The records should be repeated word for word, pictures excluded.

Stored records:
┌──

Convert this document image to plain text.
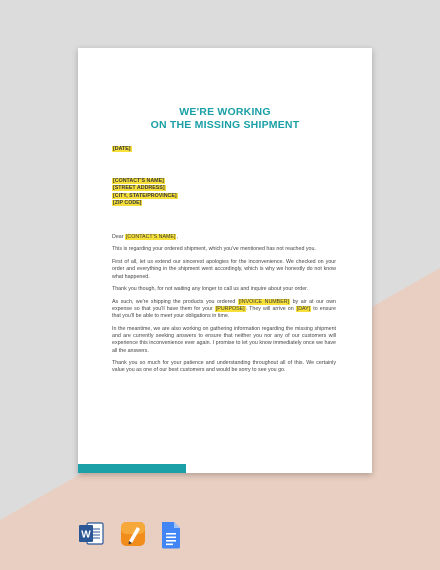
WE'RE WORKING
ON THE MISSING SHIPMENT
[DATE]
[CONTACT'S NAME]
[STREET ADDRESS]
[CITY, STATE/PROVINCE]
[ZIP CODE]

Dear [CONTACT'S NAME],

This is regarding your ordered shipment, which you've mentioned has not reached you.

First of all, let us extend our sincerest apologies for the inconvenience. We checked on your order and everything in the shipment went accordingly, which is why we honestly do not know what happened.

Thank you though, for not waiting any longer to call us and inquire about your order.

As such, we're shipping the products you ordered [INVOICE NUMBER] by air at our own expense so that you'll have them for your [PURPOSE]. They will arrive on [DAY] to ensure that you'll be able to meet your obligations in time.

In the meantime, we are also working on gathering information regarding the missing shipment and are currently seeking answers to ensure that neither you nor any of our customers will experience this inconvenience ever again. I promise to let you know immediately once we have all the answers.

Thank you so much for your patience and understanding throughout all of this. We certainly value you as one of our best customers and would be sorry to see you go.

W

└──

--- EXPECTED OUTPUT ---
Convert this document image to plain text.
WE'RE WORKING
ON THE MISSING SHIPMENT
[DATE]
[CONTACT'S NAME]
[STREET ADDRESS]
[CITY, STATE/PROVINCE]
[ZIP CODE]

Dear [CONTACT'S NAME],

This is regarding your ordered shipment, which you've mentioned has not reached you.

First of all, let us extend our sincerest apologies for the inconvenience. We checked on your order and everything in the shipment went accordingly, which is why we honestly do not know what happened.

Thank you though, for not waiting any longer to call us and inquire about your order.

As such, we're shipping the products you ordered [INVOICE NUMBER] by air at our own expense so that you'll have them for your [PURPOSE]. They will arrive on [DAY] to ensure that you'll be able to meet your obligations in time.

In the meantime, we are also working on gathering information regarding the missing shipment and are currently seeking answers to ensure that neither you nor any of our customers will experience this inconvenience ever again. I promise to let you know immediately once we have all the answers.

Thank you so much for your patience and understanding throughout all of this. We certainly value you as one of our best customers and would be sorry to see you go.

W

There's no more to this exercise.